* Extracted records *
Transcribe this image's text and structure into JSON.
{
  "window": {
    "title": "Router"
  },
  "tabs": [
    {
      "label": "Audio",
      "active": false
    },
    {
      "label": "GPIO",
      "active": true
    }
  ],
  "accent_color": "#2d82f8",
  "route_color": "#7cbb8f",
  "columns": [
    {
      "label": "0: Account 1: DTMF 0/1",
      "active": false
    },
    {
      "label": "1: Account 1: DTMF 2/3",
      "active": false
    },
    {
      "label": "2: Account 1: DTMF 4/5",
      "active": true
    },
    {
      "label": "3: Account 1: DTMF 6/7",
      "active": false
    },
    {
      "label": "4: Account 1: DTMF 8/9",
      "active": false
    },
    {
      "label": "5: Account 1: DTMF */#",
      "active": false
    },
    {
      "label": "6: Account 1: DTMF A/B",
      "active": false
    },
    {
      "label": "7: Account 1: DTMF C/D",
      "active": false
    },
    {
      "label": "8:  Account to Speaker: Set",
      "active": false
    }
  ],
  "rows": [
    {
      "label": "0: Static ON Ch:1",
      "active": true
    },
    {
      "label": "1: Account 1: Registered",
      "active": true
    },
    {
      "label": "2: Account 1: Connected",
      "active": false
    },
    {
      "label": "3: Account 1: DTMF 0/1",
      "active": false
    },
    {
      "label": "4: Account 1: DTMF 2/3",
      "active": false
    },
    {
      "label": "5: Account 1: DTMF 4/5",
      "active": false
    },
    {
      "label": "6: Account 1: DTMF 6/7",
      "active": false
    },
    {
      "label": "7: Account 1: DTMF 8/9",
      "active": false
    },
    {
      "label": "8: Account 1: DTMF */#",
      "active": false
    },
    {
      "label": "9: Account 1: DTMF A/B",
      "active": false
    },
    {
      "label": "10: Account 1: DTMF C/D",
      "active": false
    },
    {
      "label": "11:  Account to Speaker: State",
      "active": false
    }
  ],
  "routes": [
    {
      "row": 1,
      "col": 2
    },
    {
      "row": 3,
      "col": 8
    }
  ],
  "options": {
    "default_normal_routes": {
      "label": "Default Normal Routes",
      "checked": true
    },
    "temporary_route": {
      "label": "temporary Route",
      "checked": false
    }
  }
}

* Exercise *
Repeat every line of the data, exactly and in full.

* Task response *
Transcribe this image's text and structure into JSON.
{
  "window": {
    "title": "Router"
  },
  "tabs": [
    {
      "label": "Audio",
      "active": false
    },
    {
      "label": "GPIO",
      "active": true
    }
  ],
  "accent_color": "#2d82f8",
  "route_color": "#7cbb8f",
  "columns": [
    {
      "label": "0: Account 1: DTMF 0/1",
      "active": false
    },
    {
      "label": "1: Account 1: DTMF 2/3",
      "active": false
    },
    {
      "label": "2: Account 1: DTMF 4/5",
      "active": true
    },
    {
      "label": "3: Account 1: DTMF 6/7",
      "active": false
    },
    {
      "label": "4: Account 1: DTMF 8/9",
      "active": false
    },
    {
      "label": "5: Account 1: DTMF */#",
      "active": false
    },
    {
      "label": "6: Account 1: DTMF A/B",
      "active": false
    },
    {
      "label": "7: Account 1: DTMF C/D",
      "active": false
    },
    {
      "label": "8:  Account to Speaker: Set",
      "active": false
    }
  ],
  "rows": [
    {
      "label": "0: Static ON Ch:1",
      "active": true
    },
    {
      "label": "1: Account 1: Registered",
      "active": true
    },
    {
      "label": "2: Account 1: Connected",
      "active": false
    },
    {
      "label": "3: Account 1: DTMF 0/1",
      "active": false
    },
    {
      "label": "4: Account 1: DTMF 2/3",
      "active": false
    },
    {
      "label": "5: Account 1: DTMF 4/5",
      "active": false
    },
    {
      "label": "6: Account 1: DTMF 6/7",
      "active": false
    },
    {
      "label": "7: Account 1: DTMF 8/9",
      "active": false
    },
    {
      "label": "8: Account 1: DTMF */#",
      "active": false
    },
    {
      "label": "9: Account 1: DTMF A/B",
      "active": false
    },
    {
      "label": "10: Account 1: DTMF C/D",
      "active": false
    },
    {
      "label": "11:  Account to Speaker: State",
      "active": false
    }
  ],
  "routes": [
    {
      "row": 1,
      "col": 2
    },
    {
      "row": 3,
      "col": 8
    }
  ],
  "options": {
    "default_normal_routes": {
      "label": "Default Normal Routes",
      "checked": true
    },
    "temporary_route": {
      "label": "temporary Route",
      "checked": false
    }
  }
}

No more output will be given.